#### EXERCISE INSTRUCTIONS:
Starting at the beginning of the records and ending after the line that contains "y-tick-label: 1.0 xyxy=(57,70,73,81)", rewrite those lines with "Enumerate" swapped for "List" and everything else left unchanged.

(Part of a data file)

####

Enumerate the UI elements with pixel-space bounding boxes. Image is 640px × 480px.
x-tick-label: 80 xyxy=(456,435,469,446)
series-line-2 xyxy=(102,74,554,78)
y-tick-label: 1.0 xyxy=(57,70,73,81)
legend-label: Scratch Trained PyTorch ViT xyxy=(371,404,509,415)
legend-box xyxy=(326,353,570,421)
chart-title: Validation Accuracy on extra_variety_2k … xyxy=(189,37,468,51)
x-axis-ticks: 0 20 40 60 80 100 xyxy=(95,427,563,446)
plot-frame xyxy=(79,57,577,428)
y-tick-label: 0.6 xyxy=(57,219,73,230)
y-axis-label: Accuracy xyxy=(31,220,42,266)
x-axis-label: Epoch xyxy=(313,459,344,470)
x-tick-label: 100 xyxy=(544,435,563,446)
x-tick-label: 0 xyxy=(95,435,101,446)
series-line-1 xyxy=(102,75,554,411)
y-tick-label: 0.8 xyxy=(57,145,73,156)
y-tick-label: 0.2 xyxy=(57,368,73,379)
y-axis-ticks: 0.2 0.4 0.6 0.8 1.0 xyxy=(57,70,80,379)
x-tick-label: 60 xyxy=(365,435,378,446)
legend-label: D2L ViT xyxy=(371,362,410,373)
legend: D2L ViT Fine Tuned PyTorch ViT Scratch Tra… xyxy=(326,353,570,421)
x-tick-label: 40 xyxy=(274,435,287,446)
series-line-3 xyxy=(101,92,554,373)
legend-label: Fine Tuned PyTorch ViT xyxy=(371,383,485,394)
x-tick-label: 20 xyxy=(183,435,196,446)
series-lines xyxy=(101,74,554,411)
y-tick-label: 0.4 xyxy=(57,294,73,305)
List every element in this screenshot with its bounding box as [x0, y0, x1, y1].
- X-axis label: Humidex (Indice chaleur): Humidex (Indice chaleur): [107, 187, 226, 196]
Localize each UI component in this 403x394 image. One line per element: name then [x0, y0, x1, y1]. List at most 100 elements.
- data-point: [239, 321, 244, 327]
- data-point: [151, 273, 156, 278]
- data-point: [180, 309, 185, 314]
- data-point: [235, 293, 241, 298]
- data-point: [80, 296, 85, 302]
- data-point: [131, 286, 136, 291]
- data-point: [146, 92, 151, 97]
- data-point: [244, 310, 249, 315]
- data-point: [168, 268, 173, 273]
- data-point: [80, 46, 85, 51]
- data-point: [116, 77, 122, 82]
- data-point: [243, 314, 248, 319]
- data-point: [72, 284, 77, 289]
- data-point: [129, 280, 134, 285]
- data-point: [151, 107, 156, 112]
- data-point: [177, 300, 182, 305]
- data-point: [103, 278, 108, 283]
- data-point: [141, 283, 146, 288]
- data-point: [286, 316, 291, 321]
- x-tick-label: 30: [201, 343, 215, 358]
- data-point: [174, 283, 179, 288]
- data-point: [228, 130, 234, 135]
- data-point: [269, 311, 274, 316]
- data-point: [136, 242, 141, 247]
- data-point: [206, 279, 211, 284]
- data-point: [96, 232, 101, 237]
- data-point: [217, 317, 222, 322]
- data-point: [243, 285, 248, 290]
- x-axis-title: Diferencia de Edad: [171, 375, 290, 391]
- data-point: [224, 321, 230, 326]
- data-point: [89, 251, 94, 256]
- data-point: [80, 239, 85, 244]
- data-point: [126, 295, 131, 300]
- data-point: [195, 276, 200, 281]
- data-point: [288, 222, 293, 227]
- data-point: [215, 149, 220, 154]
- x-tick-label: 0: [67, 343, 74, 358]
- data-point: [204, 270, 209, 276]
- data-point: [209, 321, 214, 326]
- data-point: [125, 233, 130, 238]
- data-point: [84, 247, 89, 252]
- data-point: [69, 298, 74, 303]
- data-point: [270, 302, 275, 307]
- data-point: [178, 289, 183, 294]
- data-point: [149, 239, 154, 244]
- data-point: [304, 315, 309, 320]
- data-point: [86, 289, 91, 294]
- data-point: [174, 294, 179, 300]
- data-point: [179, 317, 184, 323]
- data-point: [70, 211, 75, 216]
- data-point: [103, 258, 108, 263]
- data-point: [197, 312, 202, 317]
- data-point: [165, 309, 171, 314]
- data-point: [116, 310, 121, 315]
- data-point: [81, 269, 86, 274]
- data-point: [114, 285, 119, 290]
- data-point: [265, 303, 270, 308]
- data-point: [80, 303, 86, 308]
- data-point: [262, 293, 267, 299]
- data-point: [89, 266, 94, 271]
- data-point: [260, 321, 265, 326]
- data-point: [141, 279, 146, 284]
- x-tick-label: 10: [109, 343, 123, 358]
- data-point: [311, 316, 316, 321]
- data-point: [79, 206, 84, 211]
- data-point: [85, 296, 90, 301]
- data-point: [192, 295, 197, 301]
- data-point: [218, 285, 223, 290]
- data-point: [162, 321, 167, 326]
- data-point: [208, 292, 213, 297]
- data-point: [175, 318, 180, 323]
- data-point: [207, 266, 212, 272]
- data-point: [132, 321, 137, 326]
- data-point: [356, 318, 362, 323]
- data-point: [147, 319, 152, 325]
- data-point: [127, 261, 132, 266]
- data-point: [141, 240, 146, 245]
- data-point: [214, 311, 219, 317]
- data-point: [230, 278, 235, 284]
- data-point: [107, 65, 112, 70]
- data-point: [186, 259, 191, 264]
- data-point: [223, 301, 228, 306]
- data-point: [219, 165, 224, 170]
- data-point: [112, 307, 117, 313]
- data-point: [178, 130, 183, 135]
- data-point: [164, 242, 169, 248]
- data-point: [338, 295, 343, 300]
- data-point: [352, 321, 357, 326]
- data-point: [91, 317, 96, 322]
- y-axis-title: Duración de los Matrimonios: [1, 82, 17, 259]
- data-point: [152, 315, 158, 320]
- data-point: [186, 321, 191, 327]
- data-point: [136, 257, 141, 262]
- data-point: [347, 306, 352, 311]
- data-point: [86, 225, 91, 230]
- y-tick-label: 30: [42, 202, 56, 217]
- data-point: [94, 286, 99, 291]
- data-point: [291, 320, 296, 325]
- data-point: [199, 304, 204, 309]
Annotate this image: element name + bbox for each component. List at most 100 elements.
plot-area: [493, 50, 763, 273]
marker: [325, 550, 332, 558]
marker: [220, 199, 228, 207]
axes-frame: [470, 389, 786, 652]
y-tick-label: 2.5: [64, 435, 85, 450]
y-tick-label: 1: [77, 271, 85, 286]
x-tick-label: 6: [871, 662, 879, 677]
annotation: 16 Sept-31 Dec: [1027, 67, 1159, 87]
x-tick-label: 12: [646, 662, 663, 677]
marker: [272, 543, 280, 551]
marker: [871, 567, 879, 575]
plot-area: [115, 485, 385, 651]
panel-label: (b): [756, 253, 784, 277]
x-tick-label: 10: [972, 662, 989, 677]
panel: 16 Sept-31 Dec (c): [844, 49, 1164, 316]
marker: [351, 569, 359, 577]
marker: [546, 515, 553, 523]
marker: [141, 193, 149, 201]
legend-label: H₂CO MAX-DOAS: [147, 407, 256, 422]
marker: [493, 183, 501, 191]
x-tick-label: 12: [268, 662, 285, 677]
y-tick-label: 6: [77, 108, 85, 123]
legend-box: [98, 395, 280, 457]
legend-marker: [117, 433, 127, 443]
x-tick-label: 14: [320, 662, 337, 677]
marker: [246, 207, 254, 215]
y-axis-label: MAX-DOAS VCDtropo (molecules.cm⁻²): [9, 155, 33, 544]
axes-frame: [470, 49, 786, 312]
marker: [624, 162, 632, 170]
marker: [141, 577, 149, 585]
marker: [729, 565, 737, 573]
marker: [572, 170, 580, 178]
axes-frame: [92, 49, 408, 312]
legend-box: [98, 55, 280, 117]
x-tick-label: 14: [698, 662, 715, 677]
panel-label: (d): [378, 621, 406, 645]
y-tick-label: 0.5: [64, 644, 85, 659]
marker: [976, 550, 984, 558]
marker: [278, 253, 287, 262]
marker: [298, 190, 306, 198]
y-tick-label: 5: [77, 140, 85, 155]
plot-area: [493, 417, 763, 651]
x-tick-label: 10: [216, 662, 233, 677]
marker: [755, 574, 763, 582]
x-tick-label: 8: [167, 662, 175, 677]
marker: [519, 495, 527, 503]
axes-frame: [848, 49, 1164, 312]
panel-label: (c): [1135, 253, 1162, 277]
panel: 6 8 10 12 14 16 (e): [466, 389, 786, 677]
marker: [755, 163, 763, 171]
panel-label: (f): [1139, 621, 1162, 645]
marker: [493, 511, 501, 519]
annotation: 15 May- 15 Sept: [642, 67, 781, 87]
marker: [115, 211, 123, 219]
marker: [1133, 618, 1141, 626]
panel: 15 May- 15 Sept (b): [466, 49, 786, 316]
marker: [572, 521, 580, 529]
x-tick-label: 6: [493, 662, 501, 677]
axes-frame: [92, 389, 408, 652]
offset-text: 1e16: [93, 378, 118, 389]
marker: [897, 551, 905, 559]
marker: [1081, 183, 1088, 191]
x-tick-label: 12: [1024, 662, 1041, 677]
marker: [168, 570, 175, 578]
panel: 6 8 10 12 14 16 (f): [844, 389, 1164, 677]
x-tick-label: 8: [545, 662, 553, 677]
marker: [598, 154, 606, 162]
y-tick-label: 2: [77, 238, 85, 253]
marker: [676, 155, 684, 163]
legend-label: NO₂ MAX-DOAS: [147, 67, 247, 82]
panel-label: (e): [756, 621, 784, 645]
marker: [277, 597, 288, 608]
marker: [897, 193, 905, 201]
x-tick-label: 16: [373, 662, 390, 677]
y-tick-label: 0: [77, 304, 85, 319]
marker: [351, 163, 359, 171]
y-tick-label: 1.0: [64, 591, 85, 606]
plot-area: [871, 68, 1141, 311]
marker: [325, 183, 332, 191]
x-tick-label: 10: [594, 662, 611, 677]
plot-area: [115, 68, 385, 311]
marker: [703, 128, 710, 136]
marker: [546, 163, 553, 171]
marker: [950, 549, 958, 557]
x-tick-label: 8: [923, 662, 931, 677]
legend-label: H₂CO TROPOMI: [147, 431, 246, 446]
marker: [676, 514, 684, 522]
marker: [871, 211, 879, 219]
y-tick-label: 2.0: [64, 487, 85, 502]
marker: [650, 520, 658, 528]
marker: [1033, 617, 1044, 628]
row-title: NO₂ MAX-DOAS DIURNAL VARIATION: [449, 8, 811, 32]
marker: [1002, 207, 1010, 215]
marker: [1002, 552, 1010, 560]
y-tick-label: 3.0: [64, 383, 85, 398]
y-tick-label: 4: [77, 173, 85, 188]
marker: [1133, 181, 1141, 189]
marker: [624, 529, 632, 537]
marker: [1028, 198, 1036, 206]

####

#### ANSWER BELOW:
List the UI elements with pixel-space bounding boxes. Image is 640px × 480px.
x-tick-label: 80 xyxy=(456,435,469,446)
series-line-2 xyxy=(102,74,554,78)
y-tick-label: 1.0 xyxy=(57,70,73,81)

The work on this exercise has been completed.